WHAT YOU HAVE TO DO
Restate each line of the listing exactly, without carrying over any pictures.

Some records:
########################################
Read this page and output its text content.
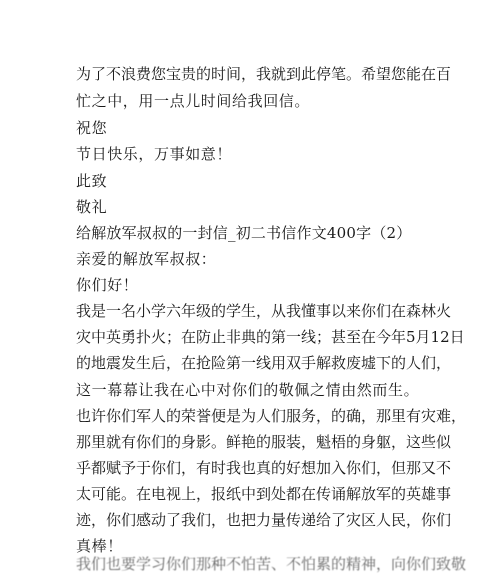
为了不浪费您宝贵的时间，我就到此停笔。希望您能在百
忙之中，用一点儿时间给我回信。
祝您
节日快乐，万事如意！
此致
敬礼
给解放军叔叔的一封信_初二书信作文400字（2）
亲爱的解放军叔叔：
你们好！
我是一名小学六年级的学生，从我懂事以来你们在森林火
灾中英勇扑火；在防止非典的第一线；甚至在今年5月12日
的地震发生后，在抢险第一线用双手解救废墟下的人们，
这一幕幕让我在心中对你们的敬佩之情由然而生。
也许你们军人的荣誉便是为人们服务，的确，那里有灾难，
那里就有你们的身影。鲜艳的服装，魁梧的身躯，这些似
乎都赋予于你们，有时我也真的好想加入你们，但那又不
太可能。在电视上，报纸中到处都在传诵解放军的英雄事
迹，你们感动了我们，也把力量传递给了灾区人民，你们
真棒！
我们也要学习你们那种不怕苦、不怕累的精神，向你们致敬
########################################
FINISHED EXERCISE
Read this page and output its text content.
为了不浪费您宝贵的时间，我就到此停笔。希望您能在百
忙之中，用一点儿时间给我回信。
祝您
节日快乐，万事如意！
此致
敬礼
给解放军叔叔的一封信_初二书信作文400字（2）
亲爱的解放军叔叔：
你们好！
我是一名小学六年级的学生，从我懂事以来你们在森林火
灾中英勇扑火；在防止非典的第一线；甚至在今年5月12日
的地震发生后，在抢险第一线用双手解救废墟下的人们，
这一幕幕让我在心中对你们的敬佩之情由然而生。
也许你们军人的荣誉便是为人们服务，的确，那里有灾难，
那里就有你们的身影。鲜艳的服装，魁梧的身躯，这些似
乎都赋予于你们，有时我也真的好想加入你们，但那又不
太可能。在电视上，报纸中到处都在传诵解放军的英雄事
迹，你们感动了我们，也把力量传递给了灾区人民，你们
真棒！
我们也要学习你们那种不怕苦、不怕累的精神，向你们致敬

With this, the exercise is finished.